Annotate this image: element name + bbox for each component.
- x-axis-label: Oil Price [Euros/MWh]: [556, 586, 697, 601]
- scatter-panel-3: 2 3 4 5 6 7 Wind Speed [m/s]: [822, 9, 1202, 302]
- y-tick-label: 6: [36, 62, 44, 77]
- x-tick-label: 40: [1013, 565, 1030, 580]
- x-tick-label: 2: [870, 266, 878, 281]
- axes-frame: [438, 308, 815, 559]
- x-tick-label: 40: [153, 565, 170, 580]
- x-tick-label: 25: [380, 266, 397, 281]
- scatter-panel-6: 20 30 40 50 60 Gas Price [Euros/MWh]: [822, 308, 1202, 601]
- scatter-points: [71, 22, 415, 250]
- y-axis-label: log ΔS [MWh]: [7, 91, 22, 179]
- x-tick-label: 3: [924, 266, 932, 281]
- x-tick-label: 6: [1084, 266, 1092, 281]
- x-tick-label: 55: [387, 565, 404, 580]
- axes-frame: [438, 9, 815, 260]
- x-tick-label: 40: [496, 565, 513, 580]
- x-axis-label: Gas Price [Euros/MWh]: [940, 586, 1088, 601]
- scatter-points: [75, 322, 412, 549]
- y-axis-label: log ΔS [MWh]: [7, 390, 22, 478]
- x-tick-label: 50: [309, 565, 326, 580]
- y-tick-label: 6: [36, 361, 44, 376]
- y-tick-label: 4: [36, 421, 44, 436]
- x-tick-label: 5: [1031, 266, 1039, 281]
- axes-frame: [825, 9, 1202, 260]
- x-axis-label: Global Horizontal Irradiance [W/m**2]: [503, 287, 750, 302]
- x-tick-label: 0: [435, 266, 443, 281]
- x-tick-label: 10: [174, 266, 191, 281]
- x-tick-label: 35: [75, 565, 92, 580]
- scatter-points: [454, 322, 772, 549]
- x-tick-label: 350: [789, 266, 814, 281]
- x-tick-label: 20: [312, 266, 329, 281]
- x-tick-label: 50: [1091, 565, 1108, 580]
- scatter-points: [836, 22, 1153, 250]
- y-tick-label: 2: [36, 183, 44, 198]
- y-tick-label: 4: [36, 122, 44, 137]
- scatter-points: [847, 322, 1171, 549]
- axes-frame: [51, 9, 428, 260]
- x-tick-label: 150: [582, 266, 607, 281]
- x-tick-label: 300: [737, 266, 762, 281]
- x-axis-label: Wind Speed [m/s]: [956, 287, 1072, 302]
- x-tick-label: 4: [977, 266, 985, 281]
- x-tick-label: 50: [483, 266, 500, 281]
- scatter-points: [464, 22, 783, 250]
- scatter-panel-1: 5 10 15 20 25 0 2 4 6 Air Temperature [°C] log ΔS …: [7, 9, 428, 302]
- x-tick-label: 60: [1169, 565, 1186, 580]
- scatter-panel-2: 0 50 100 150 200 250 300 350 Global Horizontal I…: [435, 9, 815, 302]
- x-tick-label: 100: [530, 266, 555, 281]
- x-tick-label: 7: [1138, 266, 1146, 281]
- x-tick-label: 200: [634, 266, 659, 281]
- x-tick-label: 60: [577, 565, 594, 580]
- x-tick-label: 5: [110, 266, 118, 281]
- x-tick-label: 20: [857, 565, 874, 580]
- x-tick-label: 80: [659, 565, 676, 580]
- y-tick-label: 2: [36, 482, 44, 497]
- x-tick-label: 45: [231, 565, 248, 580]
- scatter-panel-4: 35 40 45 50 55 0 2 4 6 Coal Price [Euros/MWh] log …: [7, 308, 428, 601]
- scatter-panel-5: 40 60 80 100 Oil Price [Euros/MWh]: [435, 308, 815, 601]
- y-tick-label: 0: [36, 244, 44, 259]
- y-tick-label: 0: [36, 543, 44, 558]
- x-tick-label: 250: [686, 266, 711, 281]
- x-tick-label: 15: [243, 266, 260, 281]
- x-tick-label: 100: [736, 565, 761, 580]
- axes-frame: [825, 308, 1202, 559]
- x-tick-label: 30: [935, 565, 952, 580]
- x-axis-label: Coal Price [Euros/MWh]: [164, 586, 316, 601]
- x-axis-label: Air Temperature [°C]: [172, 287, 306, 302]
::::::::
== The problem ==
Copy every one of the lines above word for word, keeping their order.

== Result of this exercise ==
Annotate this image: element name + bbox for each component.
- x-axis-label: Oil Price [Euros/MWh]: [556, 586, 697, 601]
- scatter-panel-3: 2 3 4 5 6 7 Wind Speed [m/s]: [822, 9, 1202, 302]
- y-tick-label: 6: [36, 62, 44, 77]
- x-tick-label: 40: [1013, 565, 1030, 580]
- x-tick-label: 2: [870, 266, 878, 281]
- axes-frame: [438, 308, 815, 559]
- x-tick-label: 40: [153, 565, 170, 580]
- x-tick-label: 25: [380, 266, 397, 281]
- scatter-panel-6: 20 30 40 50 60 Gas Price [Euros/MWh]: [822, 308, 1202, 601]
- scatter-points: [71, 22, 415, 250]
- y-axis-label: log ΔS [MWh]: [7, 91, 22, 179]
- x-tick-label: 3: [924, 266, 932, 281]
- x-tick-label: 6: [1084, 266, 1092, 281]
- x-tick-label: 55: [387, 565, 404, 580]
- axes-frame: [438, 9, 815, 260]
- x-tick-label: 40: [496, 565, 513, 580]
- x-axis-label: Gas Price [Euros/MWh]: [940, 586, 1088, 601]
- scatter-points: [75, 322, 412, 549]
- y-axis-label: log ΔS [MWh]: [7, 390, 22, 478]
- x-tick-label: 50: [309, 565, 326, 580]
- y-tick-label: 6: [36, 361, 44, 376]
- y-tick-label: 4: [36, 421, 44, 436]
- x-tick-label: 5: [1031, 266, 1039, 281]
- axes-frame: [825, 9, 1202, 260]
- x-axis-label: Global Horizontal Irradiance [W/m**2]: [503, 287, 750, 302]
- x-tick-label: 0: [435, 266, 443, 281]
- x-tick-label: 10: [174, 266, 191, 281]
- x-tick-label: 35: [75, 565, 92, 580]
- scatter-points: [454, 322, 772, 549]
- x-tick-label: 350: [789, 266, 814, 281]
- x-tick-label: 20: [312, 266, 329, 281]
- x-tick-label: 50: [1091, 565, 1108, 580]
- scatter-points: [836, 22, 1153, 250]
- y-tick-label: 2: [36, 183, 44, 198]
- y-tick-label: 4: [36, 122, 44, 137]
- scatter-points: [847, 322, 1171, 549]
- axes-frame: [51, 9, 428, 260]
- x-tick-label: 150: [582, 266, 607, 281]
- x-tick-label: 300: [737, 266, 762, 281]
- x-axis-label: Wind Speed [m/s]: [956, 287, 1072, 302]
- x-tick-label: 4: [977, 266, 985, 281]
- x-tick-label: 50: [483, 266, 500, 281]
- scatter-points: [464, 22, 783, 250]
- scatter-panel-1: 5 10 15 20 25 0 2 4 6 Air Temperature [°C] log ΔS …: [7, 9, 428, 302]
- x-tick-label: 60: [1169, 565, 1186, 580]
- scatter-panel-2: 0 50 100 150 200 250 300 350 Global Horizontal I…: [435, 9, 815, 302]
- x-tick-label: 100: [530, 266, 555, 281]
- x-tick-label: 7: [1138, 266, 1146, 281]
- x-tick-label: 200: [634, 266, 659, 281]
- x-tick-label: 60: [577, 565, 594, 580]
- x-tick-label: 5: [110, 266, 118, 281]
- x-tick-label: 20: [857, 565, 874, 580]
- x-tick-label: 80: [659, 565, 676, 580]
- y-tick-label: 2: [36, 482, 44, 497]
- x-tick-label: 45: [231, 565, 248, 580]
- scatter-panel-4: 35 40 45 50 55 0 2 4 6 Coal Price [Euros/MWh] log …: [7, 308, 428, 601]
- scatter-panel-5: 40 60 80 100 Oil Price [Euros/MWh]: [435, 308, 815, 601]
- y-tick-label: 0: [36, 244, 44, 259]
- y-tick-label: 0: [36, 543, 44, 558]
- x-tick-label: 250: [686, 266, 711, 281]
- x-tick-label: 15: [243, 266, 260, 281]
- x-tick-label: 100: [736, 565, 761, 580]
- axes-frame: [825, 308, 1202, 559]
- x-tick-label: 30: [935, 565, 952, 580]
- x-axis-label: Coal Price [Euros/MWh]: [164, 586, 316, 601]
- x-axis-label: Air Temperature [°C]: [172, 287, 306, 302]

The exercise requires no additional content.